▸ What you have to do
Which lines hold the string "this"? Copy every one of them.

== Data shown ==

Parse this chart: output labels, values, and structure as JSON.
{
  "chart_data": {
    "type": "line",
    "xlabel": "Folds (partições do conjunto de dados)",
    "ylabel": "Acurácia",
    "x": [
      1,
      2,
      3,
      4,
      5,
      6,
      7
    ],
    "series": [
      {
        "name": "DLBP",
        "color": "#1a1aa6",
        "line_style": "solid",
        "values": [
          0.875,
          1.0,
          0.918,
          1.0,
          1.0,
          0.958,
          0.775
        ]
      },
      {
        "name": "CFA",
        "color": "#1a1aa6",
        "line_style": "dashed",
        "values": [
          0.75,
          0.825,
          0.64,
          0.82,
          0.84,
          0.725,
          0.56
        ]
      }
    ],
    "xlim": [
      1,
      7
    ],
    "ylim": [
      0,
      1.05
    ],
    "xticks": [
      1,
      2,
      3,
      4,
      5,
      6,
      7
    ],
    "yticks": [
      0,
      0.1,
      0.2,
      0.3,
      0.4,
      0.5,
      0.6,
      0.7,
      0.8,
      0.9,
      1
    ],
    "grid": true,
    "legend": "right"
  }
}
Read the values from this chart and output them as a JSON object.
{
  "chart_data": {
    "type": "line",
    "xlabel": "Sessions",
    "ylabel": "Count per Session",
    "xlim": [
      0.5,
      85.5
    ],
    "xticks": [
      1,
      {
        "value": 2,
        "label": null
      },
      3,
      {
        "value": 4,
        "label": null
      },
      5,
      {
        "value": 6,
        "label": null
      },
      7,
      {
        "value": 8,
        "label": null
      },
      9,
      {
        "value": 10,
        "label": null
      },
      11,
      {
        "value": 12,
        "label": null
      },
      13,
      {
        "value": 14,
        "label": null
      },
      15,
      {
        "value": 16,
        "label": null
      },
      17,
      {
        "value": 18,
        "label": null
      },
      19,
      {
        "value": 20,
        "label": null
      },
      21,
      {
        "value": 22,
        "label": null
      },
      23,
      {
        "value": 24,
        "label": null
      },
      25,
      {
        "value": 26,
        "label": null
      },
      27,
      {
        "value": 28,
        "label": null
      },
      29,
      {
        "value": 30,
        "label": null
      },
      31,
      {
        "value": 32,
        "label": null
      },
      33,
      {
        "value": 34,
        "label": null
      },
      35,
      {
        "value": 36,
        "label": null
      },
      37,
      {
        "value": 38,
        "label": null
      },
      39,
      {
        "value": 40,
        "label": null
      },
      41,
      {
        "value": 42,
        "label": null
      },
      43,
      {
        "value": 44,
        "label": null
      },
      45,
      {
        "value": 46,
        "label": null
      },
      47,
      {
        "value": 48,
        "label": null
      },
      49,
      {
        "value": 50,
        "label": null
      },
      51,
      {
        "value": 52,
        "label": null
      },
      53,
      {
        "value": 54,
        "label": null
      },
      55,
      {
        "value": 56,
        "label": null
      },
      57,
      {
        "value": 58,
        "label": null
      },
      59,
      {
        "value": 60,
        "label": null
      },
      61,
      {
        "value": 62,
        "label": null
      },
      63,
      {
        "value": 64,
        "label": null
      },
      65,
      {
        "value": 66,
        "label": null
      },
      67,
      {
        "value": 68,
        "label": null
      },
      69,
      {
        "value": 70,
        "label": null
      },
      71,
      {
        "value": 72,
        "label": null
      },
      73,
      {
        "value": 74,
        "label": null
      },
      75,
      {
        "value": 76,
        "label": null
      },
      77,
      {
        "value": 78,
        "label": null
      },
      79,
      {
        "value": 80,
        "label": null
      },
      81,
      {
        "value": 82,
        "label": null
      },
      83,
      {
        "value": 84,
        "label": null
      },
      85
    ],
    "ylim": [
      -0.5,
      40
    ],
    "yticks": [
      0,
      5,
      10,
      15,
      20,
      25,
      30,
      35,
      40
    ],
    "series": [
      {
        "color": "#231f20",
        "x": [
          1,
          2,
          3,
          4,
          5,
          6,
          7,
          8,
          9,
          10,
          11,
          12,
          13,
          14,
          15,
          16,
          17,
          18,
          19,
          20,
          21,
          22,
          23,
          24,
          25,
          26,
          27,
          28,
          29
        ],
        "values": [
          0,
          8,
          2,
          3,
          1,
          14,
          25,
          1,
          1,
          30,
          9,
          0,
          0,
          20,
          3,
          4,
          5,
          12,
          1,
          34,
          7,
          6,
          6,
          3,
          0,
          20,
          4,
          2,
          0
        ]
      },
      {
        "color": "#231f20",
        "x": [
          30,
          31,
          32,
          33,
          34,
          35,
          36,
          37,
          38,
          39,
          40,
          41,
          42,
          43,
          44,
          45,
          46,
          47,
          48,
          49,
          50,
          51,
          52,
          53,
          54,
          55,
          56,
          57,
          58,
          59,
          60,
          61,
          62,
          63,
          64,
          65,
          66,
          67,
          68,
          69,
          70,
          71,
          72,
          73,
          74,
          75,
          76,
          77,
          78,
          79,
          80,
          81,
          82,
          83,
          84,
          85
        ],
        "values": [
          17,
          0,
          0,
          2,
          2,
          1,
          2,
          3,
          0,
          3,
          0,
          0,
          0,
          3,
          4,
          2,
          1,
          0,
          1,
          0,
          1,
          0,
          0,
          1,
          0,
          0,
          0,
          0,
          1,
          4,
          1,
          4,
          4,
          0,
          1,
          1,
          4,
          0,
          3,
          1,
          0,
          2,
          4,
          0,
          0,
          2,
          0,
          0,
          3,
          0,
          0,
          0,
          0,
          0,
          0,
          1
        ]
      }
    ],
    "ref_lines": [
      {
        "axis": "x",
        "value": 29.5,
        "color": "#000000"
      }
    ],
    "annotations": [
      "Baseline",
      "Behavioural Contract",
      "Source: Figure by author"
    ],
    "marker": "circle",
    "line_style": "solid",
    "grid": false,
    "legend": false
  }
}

===

▸ Reply
Parse this chart: output labels, values, and structure as JSON.
Read the values from this chart and output them as a JSON object.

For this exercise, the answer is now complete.